Set exercise —
Give the data below again exactly as it stands. Omit the pictures.

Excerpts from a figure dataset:

╭──

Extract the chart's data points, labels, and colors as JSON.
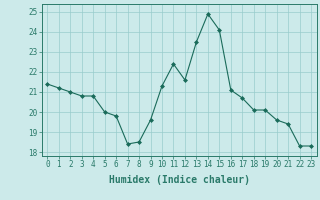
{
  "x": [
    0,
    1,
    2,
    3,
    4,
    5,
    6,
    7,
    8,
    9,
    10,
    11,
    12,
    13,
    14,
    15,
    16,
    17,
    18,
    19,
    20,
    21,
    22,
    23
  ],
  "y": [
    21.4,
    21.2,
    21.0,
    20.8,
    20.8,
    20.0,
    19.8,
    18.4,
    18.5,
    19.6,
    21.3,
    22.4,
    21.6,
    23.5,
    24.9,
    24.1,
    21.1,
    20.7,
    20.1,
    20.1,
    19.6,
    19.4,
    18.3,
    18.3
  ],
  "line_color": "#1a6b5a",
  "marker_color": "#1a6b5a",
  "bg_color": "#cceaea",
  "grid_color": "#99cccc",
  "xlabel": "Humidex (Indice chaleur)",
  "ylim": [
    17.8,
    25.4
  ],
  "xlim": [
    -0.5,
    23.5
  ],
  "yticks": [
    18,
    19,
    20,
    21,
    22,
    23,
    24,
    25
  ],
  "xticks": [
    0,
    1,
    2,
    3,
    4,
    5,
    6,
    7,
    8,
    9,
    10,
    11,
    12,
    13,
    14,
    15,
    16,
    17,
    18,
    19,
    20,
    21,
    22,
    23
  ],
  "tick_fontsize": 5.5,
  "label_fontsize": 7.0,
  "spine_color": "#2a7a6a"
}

╰──

Expected output —
Extract the chart's data points, labels, and colors as JSON.
{
  "x": [
    0,
    1,
    2,
    3,
    4,
    5,
    6,
    7,
    8,
    9,
    10,
    11,
    12,
    13,
    14,
    15,
    16,
    17,
    18,
    19,
    20,
    21,
    22,
    23
  ],
  "y": [
    21.4,
    21.2,
    21.0,
    20.8,
    20.8,
    20.0,
    19.8,
    18.4,
    18.5,
    19.6,
    21.3,
    22.4,
    21.6,
    23.5,
    24.9,
    24.1,
    21.1,
    20.7,
    20.1,
    20.1,
    19.6,
    19.4,
    18.3,
    18.3
  ],
  "line_color": "#1a6b5a",
  "marker_color": "#1a6b5a",
  "bg_color": "#cceaea",
  "grid_color": "#99cccc",
  "xlabel": "Humidex (Indice chaleur)",
  "ylim": [
    17.8,
    25.4
  ],
  "xlim": [
    -0.5,
    23.5
  ],
  "yticks": [
    18,
    19,
    20,
    21,
    22,
    23,
    24,
    25
  ],
  "xticks": [
    0,
    1,
    2,
    3,
    4,
    5,
    6,
    7,
    8,
    9,
    10,
    11,
    12,
    13,
    14,
    15,
    16,
    17,
    18,
    19,
    20,
    21,
    22,
    23
  ],
  "tick_fontsize": 5.5,
  "label_fontsize": 7.0,
  "spine_color": "#2a7a6a"
}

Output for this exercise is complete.